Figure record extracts
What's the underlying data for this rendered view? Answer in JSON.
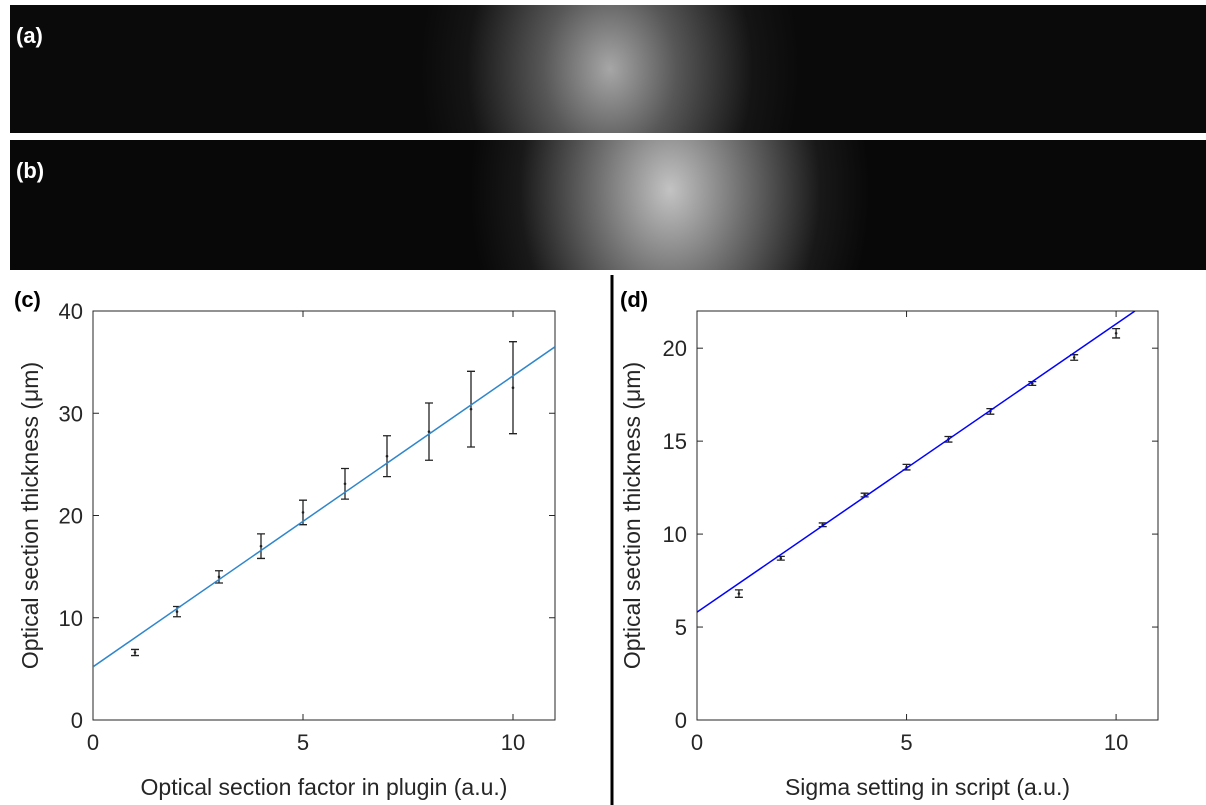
{
  "panels": [
    {
      "label": "(a)"
    },
    {
      "label": "(b)"
    }
  ],
  "chart_data": [
    {
      "type": "errorbar",
      "panel_label": "(c)",
      "x_label": "Optical section factor in plugin (a.u.)",
      "y_label": "Optical section thickness (μm)",
      "x": [
        1,
        2,
        3,
        4,
        5,
        6,
        7,
        8,
        9,
        10
      ],
      "values": [
        6.6,
        10.6,
        14.0,
        17.0,
        20.3,
        23.1,
        25.8,
        28.2,
        30.4,
        32.5
      ],
      "errors": [
        0.3,
        0.5,
        0.6,
        1.2,
        1.2,
        1.5,
        2.0,
        2.8,
        3.7,
        4.5
      ],
      "color": "#222222",
      "fit_x": [
        0,
        11
      ],
      "fit_values": [
        5.2,
        36.5
      ],
      "fit_color": "#2f86cc",
      "xlim": [
        0,
        11
      ],
      "ylim": [
        0,
        40
      ],
      "xticks": [
        0,
        5,
        10
      ],
      "yticks": [
        0,
        10,
        20,
        30,
        40
      ]
    },
    {
      "type": "errorbar",
      "panel_label": "(d)",
      "x_label": "Sigma setting in script (a.u.)",
      "y_label": "Optical section thickness (μm)",
      "x": [
        1,
        2,
        3,
        4,
        5,
        6,
        7,
        8,
        9,
        10
      ],
      "values": [
        6.8,
        8.7,
        10.5,
        12.1,
        13.6,
        15.1,
        16.6,
        18.1,
        19.5,
        20.8
      ],
      "errors": [
        0.2,
        0.1,
        0.1,
        0.1,
        0.15,
        0.15,
        0.15,
        0.1,
        0.15,
        0.25
      ],
      "color": "#222222",
      "fit_x": [
        0,
        10.45
      ],
      "fit_values": [
        5.8,
        22
      ],
      "fit_color": "#0000ff",
      "xlim": [
        0,
        11
      ],
      "ylim": [
        0,
        22
      ],
      "xticks": [
        0,
        5,
        10
      ],
      "yticks": [
        0,
        5,
        10,
        15,
        20
      ]
    }
  ]
}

EXERCISE INSTRUCTIONS ::
Repeat each record exactly as shown above, dropping all images.

EXERCISE RESULT ::
What's the underlying data for this rendered view? Answer in JSON.
{
  "panels": [
    {
      "label": "(a)"
    },
    {
      "label": "(b)"
    }
  ],
  "chart_data": [
    {
      "type": "errorbar",
      "panel_label": "(c)",
      "x_label": "Optical section factor in plugin (a.u.)",
      "y_label": "Optical section thickness (μm)",
      "x": [
        1,
        2,
        3,
        4,
        5,
        6,
        7,
        8,
        9,
        10
      ],
      "values": [
        6.6,
        10.6,
        14.0,
        17.0,
        20.3,
        23.1,
        25.8,
        28.2,
        30.4,
        32.5
      ],
      "errors": [
        0.3,
        0.5,
        0.6,
        1.2,
        1.2,
        1.5,
        2.0,
        2.8,
        3.7,
        4.5
      ],
      "color": "#222222",
      "fit_x": [
        0,
        11
      ],
      "fit_values": [
        5.2,
        36.5
      ],
      "fit_color": "#2f86cc",
      "xlim": [
        0,
        11
      ],
      "ylim": [
        0,
        40
      ],
      "xticks": [
        0,
        5,
        10
      ],
      "yticks": [
        0,
        10,
        20,
        30,
        40
      ]
    },
    {
      "type": "errorbar",
      "panel_label": "(d)",
      "x_label": "Sigma setting in script (a.u.)",
      "y_label": "Optical section thickness (μm)",
      "x": [
        1,
        2,
        3,
        4,
        5,
        6,
        7,
        8,
        9,
        10
      ],
      "values": [
        6.8,
        8.7,
        10.5,
        12.1,
        13.6,
        15.1,
        16.6,
        18.1,
        19.5,
        20.8
      ],
      "errors": [
        0.2,
        0.1,
        0.1,
        0.1,
        0.15,
        0.15,
        0.15,
        0.1,
        0.15,
        0.25
      ],
      "color": "#222222",
      "fit_x": [
        0,
        10.45
      ],
      "fit_values": [
        5.8,
        22
      ],
      "fit_color": "#0000ff",
      "xlim": [
        0,
        11
      ],
      "ylim": [
        0,
        22
      ],
      "xticks": [
        0,
        5,
        10
      ],
      "yticks": [
        0,
        5,
        10,
        15,
        20
      ]
    }
  ]
}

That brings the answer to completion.